WHAT YOU SHOULD DO:
Repeat every line of the data exactly, but not the pictures.

MATERIAL PROVIDED:
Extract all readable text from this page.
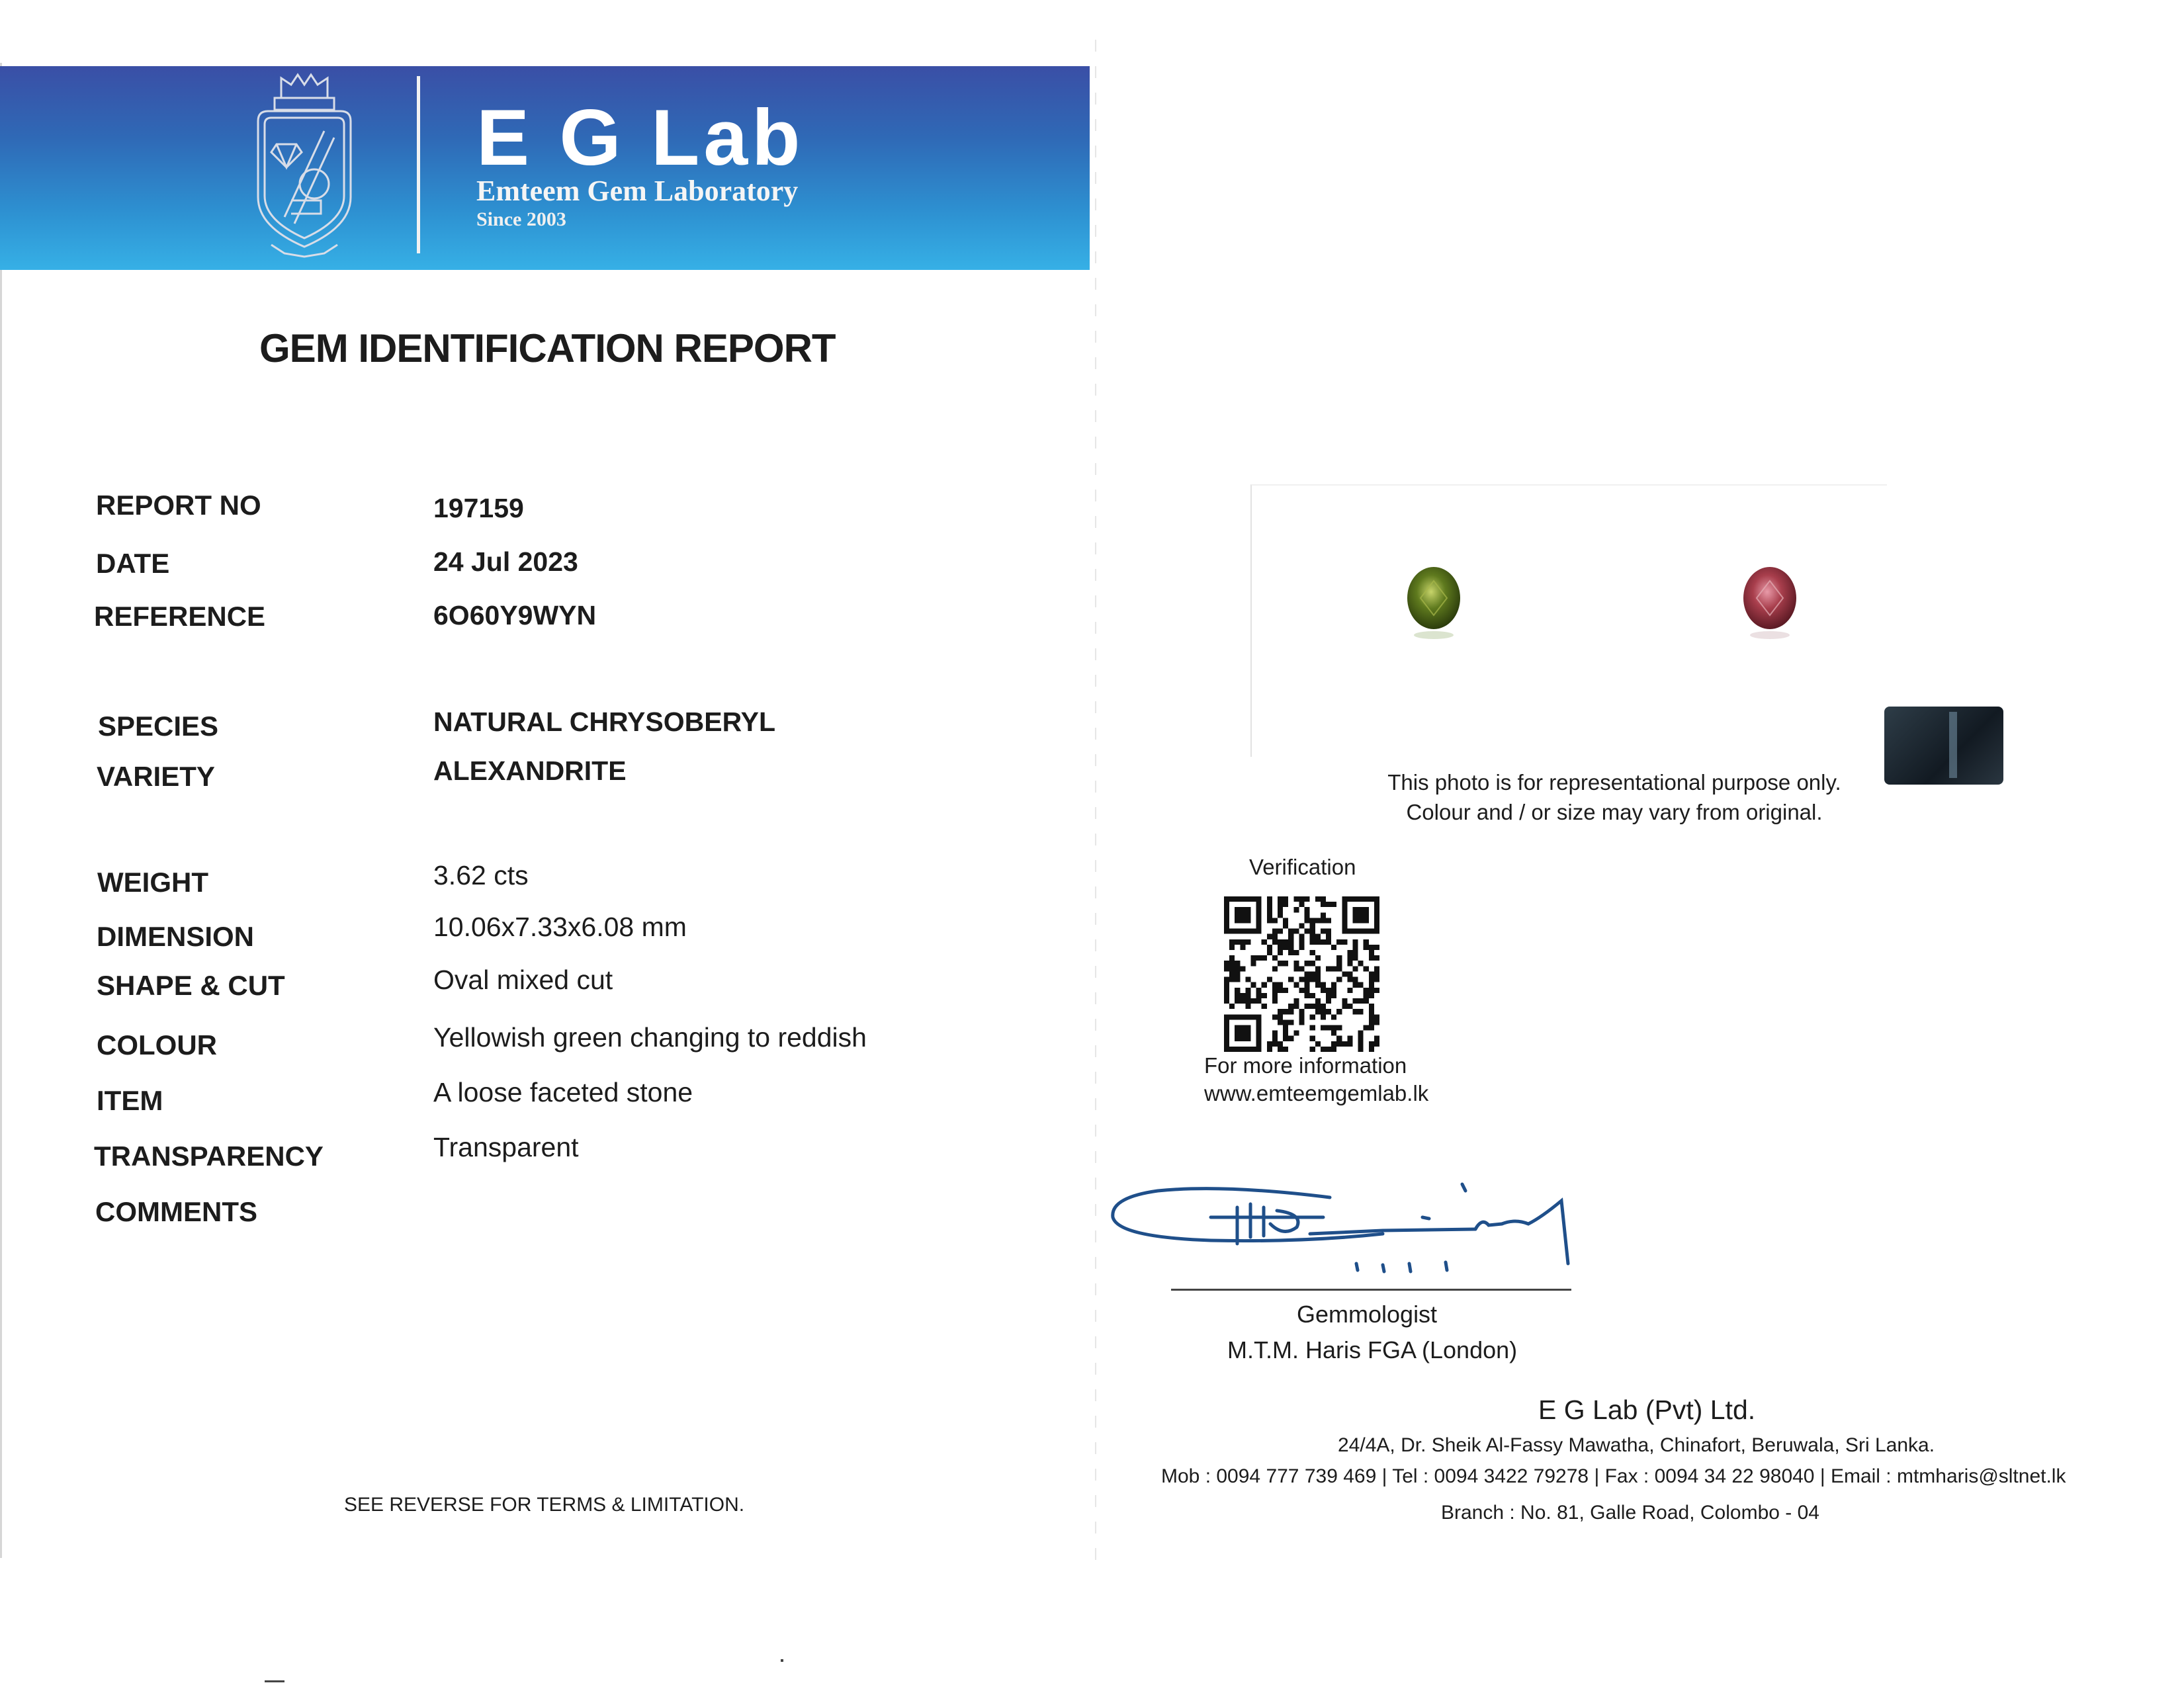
E G Lab
Emteem Gem Laboratory
Since 2003
GEM IDENTIFICATION REPORT
REPORT NO	197159
DATE	24 Jul 2023
REFERENCE	6O60Y9WYN
SPECIES	NATURAL CHRYSOBERYL
VARIETY	ALEXANDRITE
WEIGHT	3.62 cts
DIMENSION	10.06x7.33x6.08 mm
SHAPE & CUT	Oval mixed cut
COLOUR	Yellowish green changing to reddish
ITEM	A loose faceted stone
TRANSPARENCY	Transparent
COMMENTS
SEE REVERSE FOR TERMS & LIMITATION.
This photo is for representational purpose only.
Colour and / or size may vary from original.
Verification
For more information
www.emteemgemlab.lk
Gemmologist
M.T.M. Haris FGA (London)
E G Lab (Pvt) Ltd.
24/4A, Dr. Sheik Al-Fassy Mawatha, Chinafort, Beruwala, Sri Lanka.
Mob : 0094 777 739 469 | Tel : 0094 3422 79278 | Fax : 0094 34 22 98040 | Email : mtmharis@sltnet.lk
Branch : No. 81, Galle Road, Colombo - 04
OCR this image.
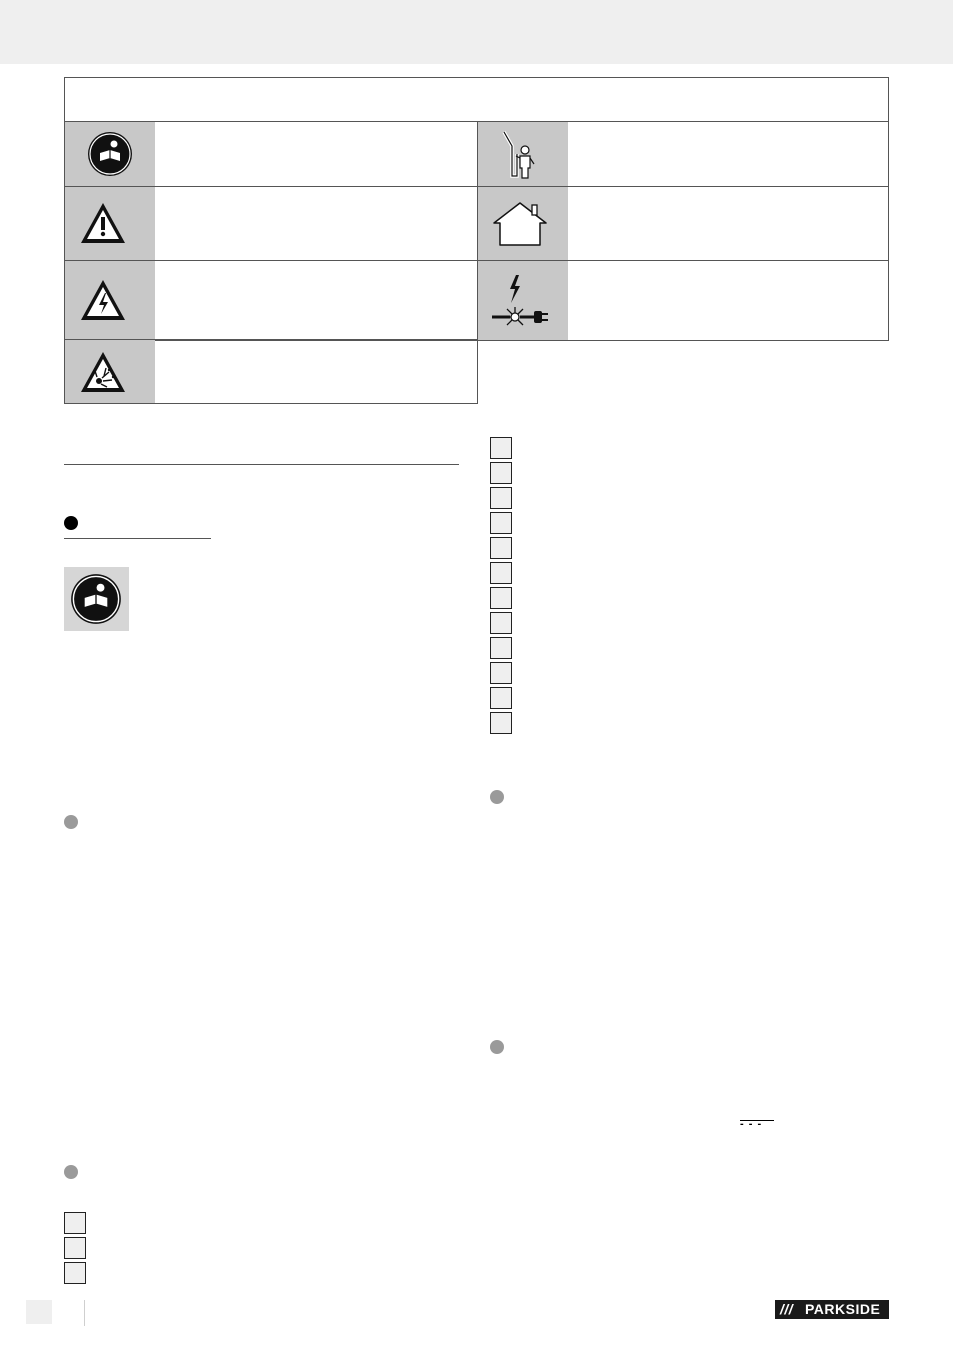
- - -
/// PARKSIDE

THE RESULT:
Extract all readable text from this page.
E G Lab
Emteem Gem Laboratory
Since 2003
GEM IDENTIFICATION REPORT
REPORT NO	197159
DATE	24 Jul 2023
REFERENCE	6O60Y9WYN
SPECIES	NATURAL CHRYSOBERYL
VARIETY	ALEXANDRITE
WEIGHT	3.62 cts
DIMENSION	10.06x7.33x6.08 mm
SHAPE & CUT	Oval mixed cut
COLOUR	Yellowish green changing to reddish
ITEM	A loose faceted stone
TRANSPARENCY	Transparent
COMMENTS
SEE REVERSE FOR TERMS & LIMITATION.
This photo is for representational purpose only.
Colour and / or size may vary from original.
Verification
For more information
www.emteemgemlab.lk
Gemmologist
M.T.M. Haris FGA (London)
E G Lab (Pvt) Ltd.
24/4A, Dr. Sheik Al-Fassy Mawatha, Chinafort, Beruwala, Sri Lanka.
Mob : 0094 777 739 469 | Tel : 0094 3422 79278 | Fax : 0094 34 22 98040 | Email : mtmharis@sltnet.lk
Branch : No. 81, Galle Road, Colombo - 04
OCR this image.
- - -
/// PARKSIDE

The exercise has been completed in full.